GIVEN ENTRIES —

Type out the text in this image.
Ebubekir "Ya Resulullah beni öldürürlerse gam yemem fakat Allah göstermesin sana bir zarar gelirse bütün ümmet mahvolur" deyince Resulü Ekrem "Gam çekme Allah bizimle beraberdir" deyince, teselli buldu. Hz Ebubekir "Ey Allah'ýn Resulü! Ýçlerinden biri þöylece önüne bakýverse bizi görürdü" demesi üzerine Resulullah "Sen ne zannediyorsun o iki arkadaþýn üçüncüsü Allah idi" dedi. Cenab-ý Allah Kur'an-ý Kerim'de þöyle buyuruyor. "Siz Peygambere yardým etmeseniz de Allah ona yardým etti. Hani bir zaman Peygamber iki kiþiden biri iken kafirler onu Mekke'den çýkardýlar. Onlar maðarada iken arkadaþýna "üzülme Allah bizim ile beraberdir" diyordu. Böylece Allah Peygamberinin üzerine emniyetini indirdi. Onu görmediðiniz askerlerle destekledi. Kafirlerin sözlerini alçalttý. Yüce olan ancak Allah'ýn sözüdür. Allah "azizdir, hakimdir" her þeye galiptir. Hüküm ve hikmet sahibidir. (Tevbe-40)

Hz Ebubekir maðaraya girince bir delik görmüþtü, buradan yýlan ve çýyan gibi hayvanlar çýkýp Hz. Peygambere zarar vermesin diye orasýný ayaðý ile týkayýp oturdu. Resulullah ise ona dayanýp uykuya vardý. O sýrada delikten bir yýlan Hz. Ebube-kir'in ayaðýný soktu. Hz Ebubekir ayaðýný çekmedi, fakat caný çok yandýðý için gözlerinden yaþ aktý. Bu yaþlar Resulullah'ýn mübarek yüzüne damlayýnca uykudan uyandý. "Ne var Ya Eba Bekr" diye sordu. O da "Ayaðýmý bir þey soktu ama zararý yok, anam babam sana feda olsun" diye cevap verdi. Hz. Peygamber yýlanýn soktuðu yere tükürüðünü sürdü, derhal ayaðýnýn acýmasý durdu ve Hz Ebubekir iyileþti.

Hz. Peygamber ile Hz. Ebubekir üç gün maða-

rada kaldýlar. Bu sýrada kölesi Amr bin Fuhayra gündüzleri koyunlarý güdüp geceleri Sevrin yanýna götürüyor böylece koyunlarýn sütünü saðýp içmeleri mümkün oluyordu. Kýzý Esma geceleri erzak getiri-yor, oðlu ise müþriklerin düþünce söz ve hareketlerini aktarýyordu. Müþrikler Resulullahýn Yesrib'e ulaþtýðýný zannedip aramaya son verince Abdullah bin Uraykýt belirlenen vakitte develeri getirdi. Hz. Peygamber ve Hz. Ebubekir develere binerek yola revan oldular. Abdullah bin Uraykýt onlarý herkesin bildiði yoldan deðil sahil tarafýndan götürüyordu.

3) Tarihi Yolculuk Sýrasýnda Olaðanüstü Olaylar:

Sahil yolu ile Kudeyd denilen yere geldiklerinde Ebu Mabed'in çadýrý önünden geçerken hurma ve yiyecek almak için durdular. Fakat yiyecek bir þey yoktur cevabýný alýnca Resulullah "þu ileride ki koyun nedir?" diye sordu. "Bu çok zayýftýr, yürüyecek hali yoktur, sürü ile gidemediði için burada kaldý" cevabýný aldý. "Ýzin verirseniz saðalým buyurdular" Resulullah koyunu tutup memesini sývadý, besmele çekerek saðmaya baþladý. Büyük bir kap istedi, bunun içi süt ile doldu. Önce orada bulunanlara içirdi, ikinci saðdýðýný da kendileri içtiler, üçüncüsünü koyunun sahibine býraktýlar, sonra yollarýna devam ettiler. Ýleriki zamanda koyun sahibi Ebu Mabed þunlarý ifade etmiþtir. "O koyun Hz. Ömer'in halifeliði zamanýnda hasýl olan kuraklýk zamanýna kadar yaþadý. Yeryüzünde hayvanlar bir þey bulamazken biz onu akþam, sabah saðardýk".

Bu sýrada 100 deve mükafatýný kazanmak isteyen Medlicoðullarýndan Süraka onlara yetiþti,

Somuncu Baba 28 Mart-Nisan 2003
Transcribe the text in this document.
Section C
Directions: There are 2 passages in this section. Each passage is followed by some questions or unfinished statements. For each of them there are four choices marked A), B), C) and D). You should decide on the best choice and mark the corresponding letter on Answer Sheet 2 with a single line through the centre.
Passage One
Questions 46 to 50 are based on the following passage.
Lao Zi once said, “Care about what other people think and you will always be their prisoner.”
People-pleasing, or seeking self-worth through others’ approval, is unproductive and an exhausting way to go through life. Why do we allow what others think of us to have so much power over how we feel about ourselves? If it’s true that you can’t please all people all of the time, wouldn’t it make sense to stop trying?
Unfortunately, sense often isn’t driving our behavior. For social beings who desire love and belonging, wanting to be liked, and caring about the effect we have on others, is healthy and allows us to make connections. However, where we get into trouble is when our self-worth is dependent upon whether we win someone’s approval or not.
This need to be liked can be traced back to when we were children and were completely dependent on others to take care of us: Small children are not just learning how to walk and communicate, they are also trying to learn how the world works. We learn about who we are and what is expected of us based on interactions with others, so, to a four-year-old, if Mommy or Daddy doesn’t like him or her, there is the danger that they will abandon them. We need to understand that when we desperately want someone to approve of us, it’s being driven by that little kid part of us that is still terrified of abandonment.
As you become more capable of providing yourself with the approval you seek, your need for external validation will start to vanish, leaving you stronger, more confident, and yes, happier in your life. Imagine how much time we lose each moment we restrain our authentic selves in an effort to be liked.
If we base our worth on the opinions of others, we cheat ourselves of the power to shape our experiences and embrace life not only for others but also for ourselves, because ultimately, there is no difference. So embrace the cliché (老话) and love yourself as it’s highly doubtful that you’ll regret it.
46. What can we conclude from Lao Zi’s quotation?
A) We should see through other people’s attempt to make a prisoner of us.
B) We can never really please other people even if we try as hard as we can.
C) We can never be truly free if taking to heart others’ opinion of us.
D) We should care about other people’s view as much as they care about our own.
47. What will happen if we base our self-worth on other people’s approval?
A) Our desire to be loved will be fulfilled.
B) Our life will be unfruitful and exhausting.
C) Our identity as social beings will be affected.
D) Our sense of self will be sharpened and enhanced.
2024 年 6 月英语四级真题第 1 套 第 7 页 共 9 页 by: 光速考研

WHAT IS BEING ASKED —
Every line above should be printed again exactly as it stands.

ANSWER TO THIS EXERCISE —
Type out the text in this image.
Ebubekir "Ya Resulullah beni öldürürlerse gam yemem fakat Allah göstermesin sana bir zarar gelirse bütün ümmet mahvolur" deyince Resulü Ekrem "Gam çekme Allah bizimle beraberdir" deyince, teselli buldu. Hz Ebubekir "Ey Allah'ýn Resulü! Ýçlerinden biri þöylece önüne bakýverse bizi görürdü" demesi üzerine Resulullah "Sen ne zannediyorsun o iki arkadaþýn üçüncüsü Allah idi" dedi. Cenab-ý Allah Kur'an-ý Kerim'de þöyle buyuruyor. "Siz Peygambere yardým etmeseniz de Allah ona yardým etti. Hani bir zaman Peygamber iki kiþiden biri iken kafirler onu Mekke'den çýkardýlar. Onlar maðarada iken arkadaþýna "üzülme Allah bizim ile beraberdir" diyordu. Böylece Allah Peygamberinin üzerine emniyetini indirdi. Onu görmediðiniz askerlerle destekledi. Kafirlerin sözlerini alçalttý. Yüce olan ancak Allah'ýn sözüdür. Allah "azizdir, hakimdir" her þeye galiptir. Hüküm ve hikmet sahibidir. (Tevbe-40)

Hz Ebubekir maðaraya girince bir delik görmüþtü, buradan yýlan ve çýyan gibi hayvanlar çýkýp Hz. Peygambere zarar vermesin diye orasýný ayaðý ile týkayýp oturdu. Resulullah ise ona dayanýp uykuya vardý. O sýrada delikten bir yýlan Hz. Ebube-kir'in ayaðýný soktu. Hz Ebubekir ayaðýný çekmedi, fakat caný çok yandýðý için gözlerinden yaþ aktý. Bu yaþlar Resulullah'ýn mübarek yüzüne damlayýnca uykudan uyandý. "Ne var Ya Eba Bekr" diye sordu. O da "Ayaðýmý bir þey soktu ama zararý yok, anam babam sana feda olsun" diye cevap verdi. Hz. Peygamber yýlanýn soktuðu yere tükürüðünü sürdü, derhal ayaðýnýn acýmasý durdu ve Hz Ebubekir iyileþti.

Hz. Peygamber ile Hz. Ebubekir üç gün maða-

rada kaldýlar. Bu sýrada kölesi Amr bin Fuhayra gündüzleri koyunlarý güdüp geceleri Sevrin yanýna götürüyor böylece koyunlarýn sütünü saðýp içmeleri mümkün oluyordu. Kýzý Esma geceleri erzak getiri-yor, oðlu ise müþriklerin düþünce söz ve hareketlerini aktarýyordu. Müþrikler Resulullahýn Yesrib'e ulaþtýðýný zannedip aramaya son verince Abdullah bin Uraykýt belirlenen vakitte develeri getirdi. Hz. Peygamber ve Hz. Ebubekir develere binerek yola revan oldular. Abdullah bin Uraykýt onlarý herkesin bildiði yoldan deðil sahil tarafýndan götürüyordu.

3) Tarihi Yolculuk Sýrasýnda Olaðanüstü Olaylar:

Sahil yolu ile Kudeyd denilen yere geldiklerinde Ebu Mabed'in çadýrý önünden geçerken hurma ve yiyecek almak için durdular. Fakat yiyecek bir þey yoktur cevabýný alýnca Resulullah "þu ileride ki koyun nedir?" diye sordu. "Bu çok zayýftýr, yürüyecek hali yoktur, sürü ile gidemediði için burada kaldý" cevabýný aldý. "Ýzin verirseniz saðalým buyurdular" Resulullah koyunu tutup memesini sývadý, besmele çekerek saðmaya baþladý. Büyük bir kap istedi, bunun içi süt ile doldu. Önce orada bulunanlara içirdi, ikinci saðdýðýný da kendileri içtiler, üçüncüsünü koyunun sahibine býraktýlar, sonra yollarýna devam ettiler. Ýleriki zamanda koyun sahibi Ebu Mabed þunlarý ifade etmiþtir. "O koyun Hz. Ömer'in halifeliði zamanýnda hasýl olan kuraklýk zamanýna kadar yaþadý. Yeryüzünde hayvanlar bir þey bulamazken biz onu akþam, sabah saðardýk".

Bu sýrada 100 deve mükafatýný kazanmak isteyen Medlicoðullarýndan Süraka onlara yetiþti,

Somuncu Baba 28 Mart-Nisan 2003
Transcribe the text in this document.
Section C
Directions: There are 2 passages in this section. Each passage is followed by some questions or unfinished statements. For each of them there are four choices marked A), B), C) and D). You should decide on the best choice and mark the corresponding letter on Answer Sheet 2 with a single line through the centre.
Passage One
Questions 46 to 50 are based on the following passage.
Lao Zi once said, “Care about what other people think and you will always be their prisoner.”
People-pleasing, or seeking self-worth through others’ approval, is unproductive and an exhausting way to go through life. Why do we allow what others think of us to have so much power over how we feel about ourselves? If it’s true that you can’t please all people all of the time, wouldn’t it make sense to stop trying?
Unfortunately, sense often isn’t driving our behavior. For social beings who desire love and belonging, wanting to be liked, and caring about the effect we have on others, is healthy and allows us to make connections. However, where we get into trouble is when our self-worth is dependent upon whether we win someone’s approval or not.
This need to be liked can be traced back to when we were children and were completely dependent on others to take care of us: Small children are not just learning how to walk and communicate, they are also trying to learn how the world works. We learn about who we are and what is expected of us based on interactions with others, so, to a four-year-old, if Mommy or Daddy doesn’t like him or her, there is the danger that they will abandon them. We need to understand that when we desperately want someone to approve of us, it’s being driven by that little kid part of us that is still terrified of abandonment.
As you become more capable of providing yourself with the approval you seek, your need for external validation will start to vanish, leaving you stronger, more confident, and yes, happier in your life. Imagine how much time we lose each moment we restrain our authentic selves in an effort to be liked.
If we base our worth on the opinions of others, we cheat ourselves of the power to shape our experiences and embrace life not only for others but also for ourselves, because ultimately, there is no difference. So embrace the cliché (老话) and love yourself as it’s highly doubtful that you’ll regret it.
46. What can we conclude from Lao Zi’s quotation?
A) We should see through other people’s attempt to make a prisoner of us.
B) We can never really please other people even if we try as hard as we can.
C) We can never be truly free if taking to heart others’ opinion of us.
D) We should care about other people’s view as much as they care about our own.
47. What will happen if we base our self-worth on other people’s approval?
A) Our desire to be loved will be fulfilled.
B) Our life will be unfruitful and exhausting.
C) Our identity as social beings will be affected.
D) Our sense of self will be sharpened and enhanced.
2024 年 6 月英语四级真题第 1 套 第 7 页 共 9 页 by: 光速考研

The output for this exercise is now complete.